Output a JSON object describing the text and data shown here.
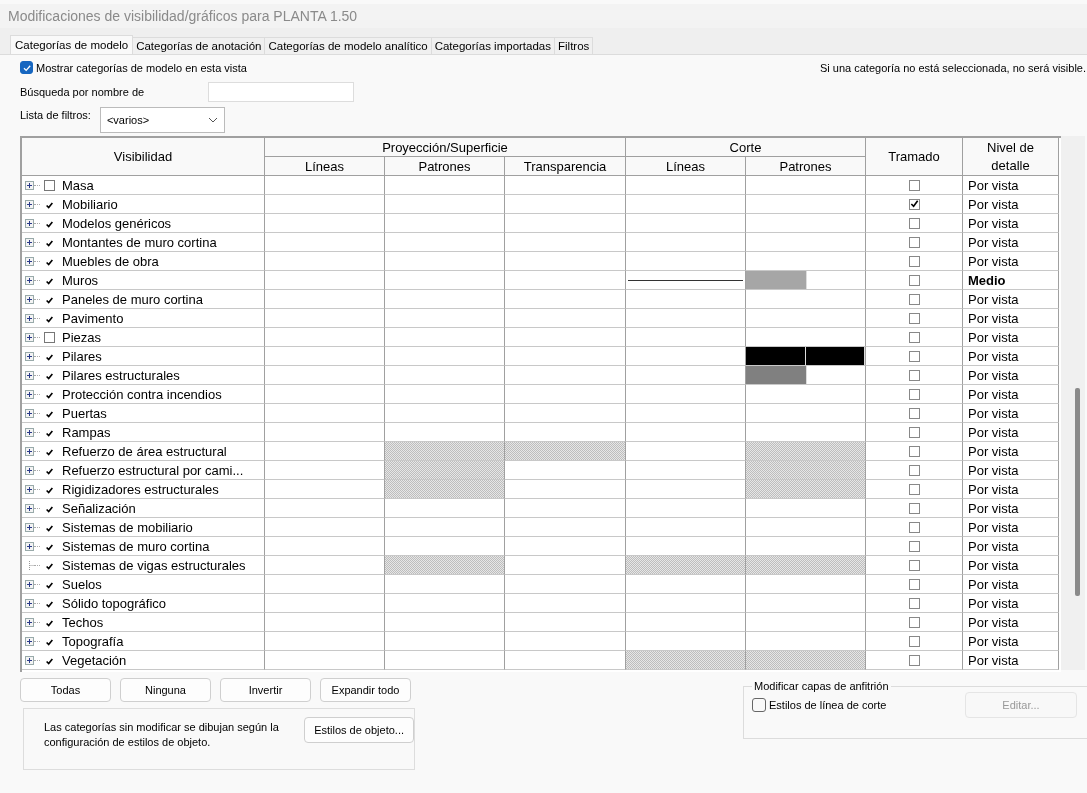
{
  "window": {
    "title": "Modificaciones de visibilidad/gráficos para PLANTA 1.50"
  },
  "tabs": [
    {
      "label": "Categorías de modelo",
      "selected": true
    },
    {
      "label": "Categorías de anotación",
      "selected": false
    },
    {
      "label": "Categorías de modelo analítico",
      "selected": false
    },
    {
      "label": "Categorías importadas",
      "selected": false
    },
    {
      "label": "Filtros",
      "selected": false
    }
  ],
  "show_categories": {
    "label": "Mostrar categorías de modelo en esta vista",
    "checked": true
  },
  "hint": "Si una categoría no está seleccionada, no será visible.",
  "search": {
    "label": "Búsqueda por nombre de"
  },
  "filter_list": {
    "label": "Lista de filtros:",
    "value": "<varios>"
  },
  "table": {
    "headers": {
      "visibility": "Visibilidad",
      "projection": "Proyección/Superficie",
      "cut": "Corte",
      "halftone": "Tramado",
      "detail": "Nivel de detalle",
      "projection_sub": [
        "Líneas",
        "Patrones",
        "Transparencia"
      ],
      "cut_sub": [
        "Líneas",
        "Patrones"
      ]
    },
    "rows": [
      {
        "name": "Masa",
        "expandable": true,
        "visible": false,
        "cells": [
          {
            "kind": "empty"
          },
          {
            "kind": "empty"
          },
          {
            "kind": "empty"
          },
          {
            "kind": "empty"
          },
          {
            "kind": "empty"
          }
        ],
        "halftone": false,
        "detail": "Por vista",
        "overridden": false
      },
      {
        "name": "Mobiliario",
        "expandable": true,
        "visible": true,
        "cells": [
          {
            "kind": "empty"
          },
          {
            "kind": "empty"
          },
          {
            "kind": "empty"
          },
          {
            "kind": "empty"
          },
          {
            "kind": "empty"
          }
        ],
        "halftone": true,
        "detail": "Por vista",
        "overridden": false
      },
      {
        "name": "Modelos genéricos",
        "expandable": true,
        "visible": true,
        "cells": [
          {
            "kind": "empty"
          },
          {
            "kind": "empty"
          },
          {
            "kind": "empty"
          },
          {
            "kind": "empty"
          },
          {
            "kind": "empty"
          }
        ],
        "halftone": false,
        "detail": "Por vista",
        "overridden": false
      },
      {
        "name": "Montantes de muro cortina",
        "expandable": true,
        "visible": true,
        "cells": [
          {
            "kind": "empty"
          },
          {
            "kind": "empty"
          },
          {
            "kind": "empty"
          },
          {
            "kind": "empty"
          },
          {
            "kind": "empty"
          }
        ],
        "halftone": false,
        "detail": "Por vista",
        "overridden": false
      },
      {
        "name": "Muebles de obra",
        "expandable": true,
        "visible": true,
        "cells": [
          {
            "kind": "empty"
          },
          {
            "kind": "empty"
          },
          {
            "kind": "empty"
          },
          {
            "kind": "empty"
          },
          {
            "kind": "empty"
          }
        ],
        "halftone": false,
        "detail": "Por vista",
        "overridden": false
      },
      {
        "name": "Muros",
        "expandable": true,
        "visible": true,
        "cells": [
          {
            "kind": "empty"
          },
          {
            "kind": "empty"
          },
          {
            "kind": "empty"
          },
          {
            "kind": "line"
          },
          {
            "kind": "swatch",
            "swatches": [
              {
                "color": "#a6a6a6"
              }
            ]
          }
        ],
        "halftone": false,
        "detail": "Medio",
        "overridden": true
      },
      {
        "name": "Paneles de muro cortina",
        "expandable": true,
        "visible": true,
        "cells": [
          {
            "kind": "empty"
          },
          {
            "kind": "empty"
          },
          {
            "kind": "empty"
          },
          {
            "kind": "empty"
          },
          {
            "kind": "empty"
          }
        ],
        "halftone": false,
        "detail": "Por vista",
        "overridden": false
      },
      {
        "name": "Pavimento",
        "expandable": true,
        "visible": true,
        "cells": [
          {
            "kind": "empty"
          },
          {
            "kind": "empty"
          },
          {
            "kind": "empty"
          },
          {
            "kind": "empty"
          },
          {
            "kind": "empty"
          }
        ],
        "halftone": false,
        "detail": "Por vista",
        "overridden": false
      },
      {
        "name": "Piezas",
        "expandable": true,
        "visible": false,
        "cells": [
          {
            "kind": "empty"
          },
          {
            "kind": "empty"
          },
          {
            "kind": "empty"
          },
          {
            "kind": "empty"
          },
          {
            "kind": "empty"
          }
        ],
        "halftone": false,
        "detail": "Por vista",
        "overridden": false
      },
      {
        "name": "Pilares",
        "expandable": true,
        "visible": true,
        "cells": [
          {
            "kind": "empty"
          },
          {
            "kind": "empty"
          },
          {
            "kind": "empty"
          },
          {
            "kind": "empty"
          },
          {
            "kind": "swatch",
            "swatches": [
              {
                "color": "#000000"
              },
              {
                "color": "#000000"
              }
            ]
          }
        ],
        "halftone": false,
        "detail": "Por vista",
        "overridden": false
      },
      {
        "name": "Pilares estructurales",
        "expandable": true,
        "visible": true,
        "cells": [
          {
            "kind": "empty"
          },
          {
            "kind": "empty"
          },
          {
            "kind": "empty"
          },
          {
            "kind": "empty"
          },
          {
            "kind": "swatch",
            "swatches": [
              {
                "color": "#808080"
              }
            ]
          }
        ],
        "halftone": false,
        "detail": "Por vista",
        "overridden": false
      },
      {
        "name": "Protección contra incendios",
        "expandable": true,
        "visible": true,
        "cells": [
          {
            "kind": "empty"
          },
          {
            "kind": "empty"
          },
          {
            "kind": "empty"
          },
          {
            "kind": "empty"
          },
          {
            "kind": "empty"
          }
        ],
        "halftone": false,
        "detail": "Por vista",
        "overridden": false
      },
      {
        "name": "Puertas",
        "expandable": true,
        "visible": true,
        "cells": [
          {
            "kind": "empty"
          },
          {
            "kind": "empty"
          },
          {
            "kind": "empty"
          },
          {
            "kind": "empty"
          },
          {
            "kind": "empty"
          }
        ],
        "halftone": false,
        "detail": "Por vista",
        "overridden": false
      },
      {
        "name": "Rampas",
        "expandable": true,
        "visible": true,
        "cells": [
          {
            "kind": "empty"
          },
          {
            "kind": "empty"
          },
          {
            "kind": "empty"
          },
          {
            "kind": "empty"
          },
          {
            "kind": "empty"
          }
        ],
        "halftone": false,
        "detail": "Por vista",
        "overridden": false
      },
      {
        "name": "Refuerzo de área estructural",
        "expandable": true,
        "visible": true,
        "cells": [
          {
            "kind": "empty"
          },
          {
            "kind": "hatched"
          },
          {
            "kind": "hatched"
          },
          {
            "kind": "empty"
          },
          {
            "kind": "hatched"
          }
        ],
        "halftone": false,
        "detail": "Por vista",
        "overridden": false
      },
      {
        "name": "Refuerzo estructural  por cami...",
        "expandable": true,
        "visible": true,
        "cells": [
          {
            "kind": "empty"
          },
          {
            "kind": "hatched"
          },
          {
            "kind": "empty"
          },
          {
            "kind": "empty"
          },
          {
            "kind": "hatched"
          }
        ],
        "halftone": false,
        "detail": "Por vista",
        "overridden": false
      },
      {
        "name": "Rigidizadores estructurales",
        "expandable": true,
        "visible": true,
        "cells": [
          {
            "kind": "empty"
          },
          {
            "kind": "hatched"
          },
          {
            "kind": "empty"
          },
          {
            "kind": "empty"
          },
          {
            "kind": "hatched"
          }
        ],
        "halftone": false,
        "detail": "Por vista",
        "overridden": false
      },
      {
        "name": "Señalización",
        "expandable": true,
        "visible": true,
        "cells": [
          {
            "kind": "empty"
          },
          {
            "kind": "empty"
          },
          {
            "kind": "empty"
          },
          {
            "kind": "empty"
          },
          {
            "kind": "empty"
          }
        ],
        "halftone": false,
        "detail": "Por vista",
        "overridden": false
      },
      {
        "name": "Sistemas de mobiliario",
        "expandable": true,
        "visible": true,
        "cells": [
          {
            "kind": "empty"
          },
          {
            "kind": "empty"
          },
          {
            "kind": "empty"
          },
          {
            "kind": "empty"
          },
          {
            "kind": "empty"
          }
        ],
        "halftone": false,
        "detail": "Por vista",
        "overridden": false
      },
      {
        "name": "Sistemas de muro cortina",
        "expandable": true,
        "visible": true,
        "cells": [
          {
            "kind": "empty"
          },
          {
            "kind": "empty"
          },
          {
            "kind": "empty"
          },
          {
            "kind": "empty"
          },
          {
            "kind": "empty"
          }
        ],
        "halftone": false,
        "detail": "Por vista",
        "overridden": false
      },
      {
        "name": "Sistemas de vigas estructurales",
        "expandable": false,
        "visible": true,
        "cells": [
          {
            "kind": "empty"
          },
          {
            "kind": "hatched"
          },
          {
            "kind": "empty"
          },
          {
            "kind": "hatched"
          },
          {
            "kind": "hatched"
          }
        ],
        "halftone": false,
        "detail": "Por vista",
        "overridden": false
      },
      {
        "name": "Suelos",
        "expandable": true,
        "visible": true,
        "cells": [
          {
            "kind": "empty"
          },
          {
            "kind": "empty"
          },
          {
            "kind": "empty"
          },
          {
            "kind": "empty"
          },
          {
            "kind": "empty"
          }
        ],
        "halftone": false,
        "detail": "Por vista",
        "overridden": false
      },
      {
        "name": "Sólido topográfico",
        "expandable": true,
        "visible": true,
        "cells": [
          {
            "kind": "empty"
          },
          {
            "kind": "empty"
          },
          {
            "kind": "empty"
          },
          {
            "kind": "empty"
          },
          {
            "kind": "empty"
          }
        ],
        "halftone": false,
        "detail": "Por vista",
        "overridden": false
      },
      {
        "name": "Techos",
        "expandable": true,
        "visible": true,
        "cells": [
          {
            "kind": "empty"
          },
          {
            "kind": "empty"
          },
          {
            "kind": "empty"
          },
          {
            "kind": "empty"
          },
          {
            "kind": "empty"
          }
        ],
        "halftone": false,
        "detail": "Por vista",
        "overridden": false
      },
      {
        "name": "Topografía",
        "expandable": true,
        "visible": true,
        "cells": [
          {
            "kind": "empty"
          },
          {
            "kind": "empty"
          },
          {
            "kind": "empty"
          },
          {
            "kind": "empty"
          },
          {
            "kind": "empty"
          }
        ],
        "halftone": false,
        "detail": "Por vista",
        "overridden": false
      },
      {
        "name": "Vegetación",
        "expandable": true,
        "visible": true,
        "cells": [
          {
            "kind": "empty"
          },
          {
            "kind": "empty"
          },
          {
            "kind": "empty"
          },
          {
            "kind": "hatched"
          },
          {
            "kind": "hatched"
          }
        ],
        "halftone": false,
        "detail": "Por vista",
        "overridden": false
      }
    ]
  },
  "buttons": [
    "Todas",
    "Ninguna",
    "Invertir",
    "Expandir todo"
  ],
  "note": {
    "text": "Las categorías sin modificar se dibujan según la configuración de estilos de objeto.",
    "button": "Estilos de objeto..."
  },
  "host_layers": {
    "legend": "Modificar capas de anfitrión",
    "checkbox": {
      "label": "Estilos de línea de corte",
      "checked": false
    },
    "button": {
      "label": "Editar...",
      "disabled": true
    }
  }
}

::::::

Requirements — Each line in the entries above that includes the string "color" should be extracted.

Response to the exercise —
                "color": "#a6a6a6"
                "color": "#000000"
                "color": "#000000"
                "color": "#808080"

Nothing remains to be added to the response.